**GOAL:** Copy every line of the data that includes the string "frac".
--- Start of RECORDS PROVIDED ---
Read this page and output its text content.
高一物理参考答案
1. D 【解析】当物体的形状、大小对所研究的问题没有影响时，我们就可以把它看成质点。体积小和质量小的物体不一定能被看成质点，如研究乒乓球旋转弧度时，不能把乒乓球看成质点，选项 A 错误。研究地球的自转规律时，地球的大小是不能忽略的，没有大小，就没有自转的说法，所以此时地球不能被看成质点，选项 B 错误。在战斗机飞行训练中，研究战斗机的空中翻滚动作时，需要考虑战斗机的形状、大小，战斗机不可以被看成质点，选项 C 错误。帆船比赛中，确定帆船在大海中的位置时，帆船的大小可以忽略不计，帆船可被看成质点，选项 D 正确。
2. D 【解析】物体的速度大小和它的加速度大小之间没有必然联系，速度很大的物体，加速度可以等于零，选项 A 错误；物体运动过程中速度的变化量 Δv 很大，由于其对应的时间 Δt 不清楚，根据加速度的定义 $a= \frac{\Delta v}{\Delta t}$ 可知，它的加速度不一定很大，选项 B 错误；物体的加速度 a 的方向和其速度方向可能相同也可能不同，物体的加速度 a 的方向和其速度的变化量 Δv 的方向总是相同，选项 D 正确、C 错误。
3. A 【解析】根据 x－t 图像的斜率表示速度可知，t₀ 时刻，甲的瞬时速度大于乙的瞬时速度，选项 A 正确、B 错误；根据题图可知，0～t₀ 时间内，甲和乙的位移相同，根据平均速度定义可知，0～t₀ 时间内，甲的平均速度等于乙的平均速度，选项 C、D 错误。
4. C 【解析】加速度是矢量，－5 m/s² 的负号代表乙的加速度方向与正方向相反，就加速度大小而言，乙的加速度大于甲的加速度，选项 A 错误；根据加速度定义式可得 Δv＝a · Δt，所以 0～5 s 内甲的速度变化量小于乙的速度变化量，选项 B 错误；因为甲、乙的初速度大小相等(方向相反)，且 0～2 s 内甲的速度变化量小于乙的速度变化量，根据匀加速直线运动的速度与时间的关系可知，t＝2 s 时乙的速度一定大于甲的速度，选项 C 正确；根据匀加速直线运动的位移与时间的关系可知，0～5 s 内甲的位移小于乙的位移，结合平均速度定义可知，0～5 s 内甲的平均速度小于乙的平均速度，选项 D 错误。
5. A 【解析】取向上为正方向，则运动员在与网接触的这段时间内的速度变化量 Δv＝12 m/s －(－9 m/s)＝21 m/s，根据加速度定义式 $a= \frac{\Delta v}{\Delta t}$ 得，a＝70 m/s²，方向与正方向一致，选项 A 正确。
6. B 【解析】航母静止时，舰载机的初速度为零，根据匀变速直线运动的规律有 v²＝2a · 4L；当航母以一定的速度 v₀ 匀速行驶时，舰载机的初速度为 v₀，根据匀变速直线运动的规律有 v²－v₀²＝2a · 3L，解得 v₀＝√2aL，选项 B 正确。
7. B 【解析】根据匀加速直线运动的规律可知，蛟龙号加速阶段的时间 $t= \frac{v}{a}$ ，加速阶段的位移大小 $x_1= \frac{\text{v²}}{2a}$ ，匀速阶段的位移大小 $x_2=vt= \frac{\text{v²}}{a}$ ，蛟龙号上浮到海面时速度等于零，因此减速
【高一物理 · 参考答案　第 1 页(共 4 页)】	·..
--- End of RECORDS PROVIDED ---
**FINISHED TASK:**
2. D 【解析】物体的速度大小和它的加速度大小之间没有必然联系，速度很大的物体，加速度可以等于零，选项 A 错误；物体运动过程中速度的变化量 Δv 很大，由于其对应的时间 Δt 不清楚，根据加速度的定义 $a= \frac{\Delta v}{\Delta t}$ 可知，它的加速度不一定很大，选项 B 错误；物体的加速度 a 的方向和其速度方向可能相同也可能不同，物体的加速度 a 的方向和其速度的变化量 Δv 的方向总是相同，选项 D 正确、C 错误。
5. A 【解析】取向上为正方向，则运动员在与网接触的这段时间内的速度变化量 Δv＝12 m/s －(－9 m/s)＝21 m/s，根据加速度定义式 $a= \frac{\Delta v}{\Delta t}$ 得，a＝70 m/s²，方向与正方向一致，选项 A 正确。
7. B 【解析】根据匀加速直线运动的规律可知，蛟龙号加速阶段的时间 $t= \frac{v}{a}$ ，加速阶段的位移大小 $x_1= \frac{\text{v²}}{2a}$ ，匀速阶段的位移大小 $x_2=vt= \frac{\text{v²}}{a}$ ，蛟龙号上浮到海面时速度等于零，因此减速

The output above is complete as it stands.